Selected extract -
Under a firm connection agreement, the standard model in most African grid codes requires a generation project to wait until sufficient firm transmission capacity exists to carry its full output before it can connect. In markets with long planning and construction cycles for transmission, this means projects wait years. Under a conditional non-firm connection agreement, the project connects as soon as any transmission capacity is available, with the contractual understanding that output will be curtailed during periods when the system is congested. The project accepts occasional curtailment in exchange for earlier grid access.
For most renewable energy projects, occasional curtailment, particularly at off-peak hours when generation would otherwise be highest and demand lowest, is economically preferable to years of delay. The project generates revenue sooner. The grid receives clean electricity sooner. Consumers benefit sooner. The curtailment, when it occurs, is a manageable cost rather than an indefinite barrier.
The IEA's finding that non-firm connection agreements could enable 750 to 900 gigawatts of additional connections globally is based on grid systems that have already implemented this instrument. In the United Kingdom, Ireland, and several US markets, non-firm agreements have substantially reduced average connection timelines without materially degrading renewable energy output or grid reliability. African regulators have the evidence base to design and implement equivalent frameworks. What most lack is the regulatory infrastructure, the grid code provisions, the curtailment compensation frameworks, and the system operator operational capacity to implement them.
The specific reforms that would make the difference
For African governments and utilities seeking to deploy these tools, the reform sequence is more specific than a generic call for "regulatory modernisation."

Document structure recognition data -
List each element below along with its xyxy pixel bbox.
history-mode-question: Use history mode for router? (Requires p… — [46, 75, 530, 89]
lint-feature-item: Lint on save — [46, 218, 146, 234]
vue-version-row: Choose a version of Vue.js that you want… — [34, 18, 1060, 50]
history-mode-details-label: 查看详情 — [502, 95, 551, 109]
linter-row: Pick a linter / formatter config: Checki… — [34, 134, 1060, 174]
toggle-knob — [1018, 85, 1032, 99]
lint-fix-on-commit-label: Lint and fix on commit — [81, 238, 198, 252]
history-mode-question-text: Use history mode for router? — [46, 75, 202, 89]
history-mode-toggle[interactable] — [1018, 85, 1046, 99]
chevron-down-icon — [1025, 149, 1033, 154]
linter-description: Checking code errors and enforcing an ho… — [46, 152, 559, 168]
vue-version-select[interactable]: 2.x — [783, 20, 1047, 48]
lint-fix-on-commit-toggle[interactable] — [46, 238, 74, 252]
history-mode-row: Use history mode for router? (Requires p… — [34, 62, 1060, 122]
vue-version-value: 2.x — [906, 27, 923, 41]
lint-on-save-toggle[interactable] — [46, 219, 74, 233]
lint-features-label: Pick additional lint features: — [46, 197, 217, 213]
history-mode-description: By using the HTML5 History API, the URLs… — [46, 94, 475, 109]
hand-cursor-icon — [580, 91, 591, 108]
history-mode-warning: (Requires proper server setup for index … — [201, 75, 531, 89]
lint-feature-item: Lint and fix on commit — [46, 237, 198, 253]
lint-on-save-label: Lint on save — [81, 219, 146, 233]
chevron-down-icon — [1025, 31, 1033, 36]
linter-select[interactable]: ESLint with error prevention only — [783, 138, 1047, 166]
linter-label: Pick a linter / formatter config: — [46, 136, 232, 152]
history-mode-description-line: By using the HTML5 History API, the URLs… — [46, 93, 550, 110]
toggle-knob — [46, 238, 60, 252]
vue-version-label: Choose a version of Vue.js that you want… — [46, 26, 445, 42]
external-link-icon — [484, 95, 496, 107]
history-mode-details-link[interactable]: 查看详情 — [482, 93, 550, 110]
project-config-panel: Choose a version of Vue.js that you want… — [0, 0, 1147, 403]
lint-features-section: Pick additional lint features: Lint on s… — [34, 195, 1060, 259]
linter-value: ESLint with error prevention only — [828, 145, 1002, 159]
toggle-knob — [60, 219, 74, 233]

Task - According to the grid connection extract, when does a project connect under a conditional non-firm connection agreement? Please work from the grid connection extract alone.

Exercise result - As soon as any transmission capacity is available.